Goal 1 => Copy the stretch of the data transformation notes from "3. Discretization: (IMPT!!!)" through "converted to number." word for word.
Goal 2 => In the data transformation notes, what example is given for concept hierarchy generation?

Excerpted passage =>

** begin **

We transform datasets in some situations to :

1. Convert the raw data into a specified format according to the need of the model.
2. Remove redundancy within the data (not duplicates, but unnecessary bytes that occupy the storage for no meaning)
3. Efficiently organize the data

Here we just present the method using sci-kit laern's preprocessing module.

Data Conversion

1. Normalization (Basically Data rescaling/mean removal):
   It is done in order to scale the data values in a specified range (-1.0 to 1.0 or 0.0 to 1.0)

2. Attribute Selection (Usually for Aggregation purpose):
   In this strategy, new attributes are constructed from the given set of attributes to help the mining process.

3. Discretization: (IMPT!!!)
   This is done to replace the raw values of numeric attribute by interval levels or conceptual levels.

   • Using classes/ranges/bands mapping (given or need to design)
   • Using Top-down approaches: Entropy-based Discretization

4. Concept Hierarchy Generation:
   Here attributes are converted from level to higher level in hierarchy. For example, the attribute "city" can be converted to "country" in some scenarios.

5. Encode Data:
   Machine learning algorithms cannot work with categorical data directly, categorical data must be converted to number.

** end **

Record set =>

** begin **

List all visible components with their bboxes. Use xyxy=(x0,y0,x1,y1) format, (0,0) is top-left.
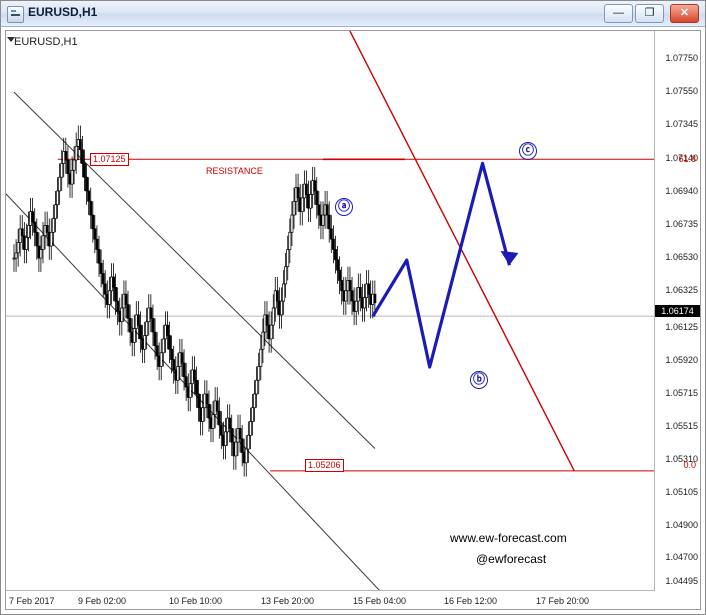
y-tick: 1.06735 xyxy=(665,219,698,229)
channel-upper-line xyxy=(13,91,376,449)
chart-frame: EURUSD,H1 xyxy=(5,30,701,610)
fib-0-label: 0.0 xyxy=(683,460,696,470)
wave-projection-arrow xyxy=(500,250,519,266)
y-tick: 1.06325 xyxy=(665,285,698,295)
y-tick: 1.07550 xyxy=(665,86,698,96)
y-tick: 1.07345 xyxy=(665,119,698,129)
y-tick: 1.05920 xyxy=(665,355,698,365)
wave-projection-path xyxy=(371,161,511,369)
candlestick-series xyxy=(12,125,377,477)
minimize-button[interactable]: — xyxy=(604,4,633,23)
resistance-text-label: RESISTANCE xyxy=(206,166,263,176)
wave-b-label: ⓑ xyxy=(470,371,488,389)
y-tick: 1.04700 xyxy=(665,552,698,562)
chart-symbol-label: EURUSD,H1 xyxy=(14,36,78,48)
handle-text: @ewforecast xyxy=(476,552,547,566)
y-tick: 1.05105 xyxy=(665,487,698,497)
minimize-icon: — xyxy=(613,7,624,19)
chevron-down-icon[interactable] xyxy=(7,37,15,42)
y-tick: 1.06530 xyxy=(665,252,698,262)
y-tick: 1.05310 xyxy=(665,454,698,464)
current-price-tag: 1.06174 xyxy=(655,305,700,317)
channel-lower-line xyxy=(6,193,381,591)
price-axis: 1.07750 1.07550 1.07345 1.07140 1.06940 … xyxy=(654,31,700,591)
time-axis: 7 Feb 2017 9 Feb 02:00 10 Feb 10:00 13 F… xyxy=(6,590,655,609)
y-tick: 1.05715 xyxy=(665,388,698,398)
website-text: www.ew-forecast.com xyxy=(450,531,567,545)
x-tick: 9 Feb 02:00 xyxy=(78,596,127,606)
y-tick: 1.04900 xyxy=(665,520,698,530)
resistance-price-label: 1.07125 xyxy=(90,153,129,166)
y-tick: 1.05515 xyxy=(665,421,698,431)
x-tick: 10 Feb 10:00 xyxy=(169,596,223,606)
y-tick: 1.07750 xyxy=(665,53,698,63)
title-bar: EURUSD,H1 — ❐ ✕ xyxy=(1,1,705,27)
chart-window-icon xyxy=(7,6,24,23)
y-tick: 1.06125 xyxy=(665,322,698,332)
wave-a-label: ⓐ xyxy=(335,198,353,216)
window-title: EURUSD,H1 xyxy=(28,5,98,19)
maximize-button[interactable]: ❐ xyxy=(635,4,664,23)
x-tick: 7 Feb 2017 xyxy=(9,596,55,606)
y-tick: 1.04495 xyxy=(665,576,698,586)
x-tick: 16 Feb 12:00 xyxy=(444,596,498,606)
red-trend-line xyxy=(349,31,575,472)
close-icon: ✕ xyxy=(679,7,690,19)
close-button[interactable]: ✕ xyxy=(670,4,699,23)
chart-svg-layer xyxy=(6,31,655,591)
y-tick: 1.06940 xyxy=(665,186,698,196)
y-tick: 1.07140 xyxy=(665,153,698,163)
chart-plot-area[interactable]: EURUSD,H1 xyxy=(6,31,655,591)
wave-c-label: ⓒ xyxy=(519,142,537,160)
x-tick: 13 Feb 20:00 xyxy=(261,596,315,606)
support-price-label: 1.05206 xyxy=(305,459,344,472)
x-tick: 15 Feb 04:00 xyxy=(353,596,407,606)
fib-618-label: 61.8 xyxy=(678,154,696,164)
x-tick: 17 Feb 20:00 xyxy=(536,596,590,606)
maximize-icon: ❐ xyxy=(644,7,655,19)
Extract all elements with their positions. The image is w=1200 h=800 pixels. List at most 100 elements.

** end **

Solution 1 =>
3. Discretization: (IMPT!!!)
   This is done to replace the raw values of numeric attribute by interval levels or conceptual levels.

   • Using classes/ranges/bands mapping (given or need to design)
   • Using Top-down approaches: Entropy-based Discretization

4. Concept Hierarchy Generation:
   Here attributes are converted from level to higher level in hierarchy. For example, the attribute "city" can be converted to "country" in some scenarios.

5. Encode Data:
   Machine learning algorithms cannot work with categorical data directly, categorical data must be converted to number.

Solution 2 => The attribute "city" can be converted to "country" in some scenarios.